Identify the lines holding "title" and copy them.
--- BEGIN Record excerpts ---
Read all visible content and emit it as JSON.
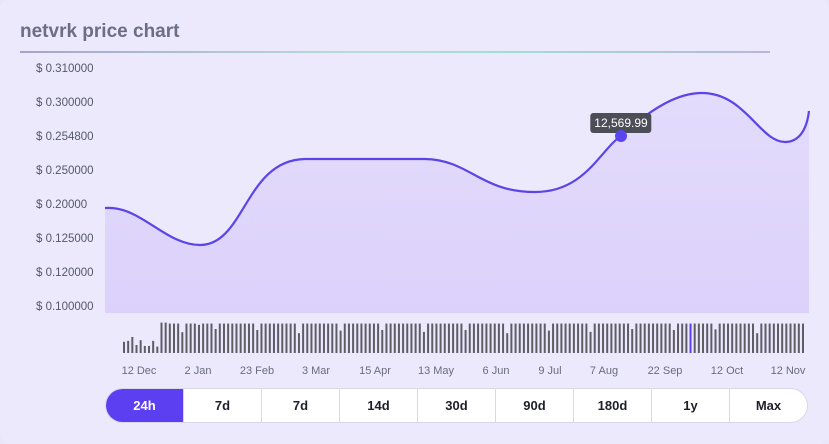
{
  "title": "netvrk price chart",
  "colors": {
    "accent": "#5b3ff0",
    "line": "#5b45e6",
    "fill": "#dcd1fb",
    "tooltip_bg": "#4b4d57"
  },
  "tooltip": {
    "value": "12,569.99"
  },
  "ranges": {
    "active_index": 0,
    "items": [
      "24h",
      "7d",
      "7d",
      "14d",
      "30d",
      "90d",
      "180d",
      "1y",
      "Max"
    ]
  },
  "chart_data": {
    "type": "area",
    "title": "netvrk price chart",
    "y_tick_labels": [
      "$ 0.310000",
      "$ 0.300000",
      "$ 0.254800",
      "$ 0.250000",
      "$ 0.20000",
      "$ 0.125000",
      "$ 0.120000",
      "$ 0.100000"
    ],
    "x_tick_labels": [
      "12 Dec",
      "2 Jan",
      "23 Feb",
      "3 Mar",
      "15 Apr",
      "13 May",
      "6 Jun",
      "9 Jul",
      "7 Aug",
      "22 Sep",
      "12 Oct",
      "12 Nov"
    ],
    "series": [
      {
        "points": [
          [
            "12 Dec",
            0.2
          ],
          [
            "2 Jan",
            0.125
          ],
          [
            "23 Feb",
            0.245
          ],
          [
            "3 Mar",
            0.25
          ],
          [
            "15 Apr",
            0.25
          ],
          [
            "13 May",
            0.25
          ],
          [
            "6 Jun",
            0.21
          ],
          [
            "9 Jul",
            0.21
          ],
          [
            "7 Aug",
            0.255
          ],
          [
            "22 Sep",
            0.3
          ],
          [
            "12 Oct",
            0.295
          ],
          [
            "12 Nov",
            0.254
          ],
          [
            "12 Nov",
            0.28
          ]
        ]
      }
    ],
    "volume_bars": {
      "heights": [
        0.35,
        0.38,
        0.5,
        0.25,
        0.4,
        0.22,
        0.22,
        0.38,
        0.2,
        0.95,
        0.95,
        0.92,
        0.92,
        0.92,
        0.65,
        0.92,
        0.92,
        0.92,
        0.88,
        0.92,
        0.92,
        0.92,
        0.75,
        0.92,
        0.92,
        0.92,
        0.92,
        0.92,
        0.92,
        0.92,
        0.92,
        0.92,
        0.72,
        0.92,
        0.92,
        0.92,
        0.92,
        0.92,
        0.92,
        0.92,
        0.92,
        0.92,
        0.62,
        0.92,
        0.92,
        0.92,
        0.92,
        0.92,
        0.92,
        0.92,
        0.92,
        0.92,
        0.7,
        0.92,
        0.92,
        0.92,
        0.92,
        0.92,
        0.92,
        0.92,
        0.92,
        0.92,
        0.72,
        0.92,
        0.92,
        0.92,
        0.92,
        0.92,
        0.92,
        0.92,
        0.92,
        0.92,
        0.66,
        0.92,
        0.92,
        0.92,
        0.92,
        0.92,
        0.92,
        0.92,
        0.92,
        0.92,
        0.72,
        0.92,
        0.92,
        0.92,
        0.92,
        0.92,
        0.92,
        0.92,
        0.92,
        0.92,
        0.62,
        0.92,
        0.92,
        0.92,
        0.92,
        0.92,
        0.92,
        0.92,
        0.92,
        0.92,
        0.7,
        0.92,
        0.92,
        0.92,
        0.92,
        0.92,
        0.92,
        0.92,
        0.92,
        0.92,
        0.66,
        0.92,
        0.92,
        0.92,
        0.92,
        0.92,
        0.92,
        0.92,
        0.92,
        0.92,
        0.75,
        0.92,
        0.92,
        0.92,
        0.92,
        0.92,
        0.92,
        0.92,
        0.92,
        0.92,
        0.72,
        0.92,
        0.92,
        0.92,
        0.92,
        0.92,
        0.92,
        0.92,
        0.92,
        0.92,
        0.74,
        0.92,
        0.92,
        0.92,
        0.92,
        0.92,
        0.92,
        0.92,
        0.92,
        0.92,
        0.62,
        0.92,
        0.92,
        0.92,
        0.92,
        0.92,
        0.92,
        0.92,
        0.92,
        0.92,
        0.92,
        0.92
      ],
      "highlight_index": 136
    }
  }
}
--- END Record excerpts ---
Full solution ::
  "title": "netvrk price chart",
    "title": "netvrk price chart",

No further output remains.